## Set of tasks
**a)** Please say why the TensorRT INT8 forum post wants an INT8 (signed char) interface.
**b)** Pick up the TensorRT INT8 forum post after its final line and keep writing it.

begin Supplied passage

TensorRT8 INT8 (signed char) I/O interface for ONNX model

Description

Dear NVIDIA support team,

I’am trying to run the ONNX parsed quantized Serialized TensorRT8 model with INT8 I/O interface.

In my environment, the memory bandwidth is importand problem, so I need the INT8 (signed char) interface.

I have my own quantization and serialization code using onnx model which is just followed NVIDIA’s samples and ran successfully. (FP32 interface)

I’m watching the Adding A Custom Layer That Supports INT8 I/O To Your Network In TensorRT example in the TensorRT/samples, but the thing is that, the code still uses FP32 interface, which is INT8 result is included. (just using static_cast)

So my question is, Is there any way to use the INT8 (signed char, 1 Byte) interface between Device and Host?
(using C++ API)

Environment

TensorRT Version: 8.2
GPU Type: Compute Capability 7.5
Nvidia Driver Version: 470 (maybe)

end Supplied passage
begin Extracted records

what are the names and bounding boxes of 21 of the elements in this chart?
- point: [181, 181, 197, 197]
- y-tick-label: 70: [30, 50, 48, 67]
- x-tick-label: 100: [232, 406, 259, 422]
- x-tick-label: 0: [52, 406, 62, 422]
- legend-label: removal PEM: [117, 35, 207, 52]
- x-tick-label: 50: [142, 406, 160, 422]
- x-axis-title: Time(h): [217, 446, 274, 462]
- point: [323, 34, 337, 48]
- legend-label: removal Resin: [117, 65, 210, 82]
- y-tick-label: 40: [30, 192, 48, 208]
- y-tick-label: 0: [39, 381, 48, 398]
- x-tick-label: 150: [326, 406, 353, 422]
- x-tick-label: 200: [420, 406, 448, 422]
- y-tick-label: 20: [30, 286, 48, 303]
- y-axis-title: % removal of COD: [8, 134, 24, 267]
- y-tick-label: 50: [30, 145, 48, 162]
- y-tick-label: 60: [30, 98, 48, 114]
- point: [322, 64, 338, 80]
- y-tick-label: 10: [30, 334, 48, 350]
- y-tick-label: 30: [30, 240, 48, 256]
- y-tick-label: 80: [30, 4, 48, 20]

end Extracted records

## Answers to the problems
**a)** In the poster's environment, memory bandwidth is an important problem.

**b)**
CUDA Version: 11.4
CUDNN Version: 8.2
Operating System + Version: Ubuntu 18.04
Python Version (if applicable):
TensorFlow Version (if applicable):
PyTorch Version (if applicable):
Baremetal or Container (if container which image + tag):

Relevant Files

Please attach or include links to any models, data, files, or scripts necessary to reproduce your issue. (Github repo, Google Drive, Dropbox, etc.)

Steps To Reproduce

Please include:

  • Exact steps/commands to build your repro
  • Exact steps/commands to run your repro
  • Full traceback of errors encountered

I’ve tried the network->addInput but the errror is occurred below:

 [network.cpp::addInput::1507] Error Code 3: API Usage Error (Parameter check failed at: optimizer/api/network.cpp::addInput::1507, condition: inName != knownInput->getName())

The input layer name is correct, because the I used network->getInput(0)->getName() as the input layer name of network->addInput.

So, I tried the another addInput name like input_test, and the error upper is disappeared.

But another problem is occurred.

Whenever I tried to serialize the engine, It detects the added input_test as an Unused Input: input_test and prints out the errors below (the code is including INT8 quantization calibration):

[W] [TRT] [RemoveDeadLayers] Input Tensor input  is unused or used only at compile-time, but is not being removed.
...
 [calibrator.cpp::calibrateEngine::1132] Error Code 2: Internal Error (Assertion lastInput + 1 == nbInputs failed. )
[builder.cpp::buildSerializedNetwork::609] Error Code 2: Internal Error (Assertion enginePtr != nullptr failed. )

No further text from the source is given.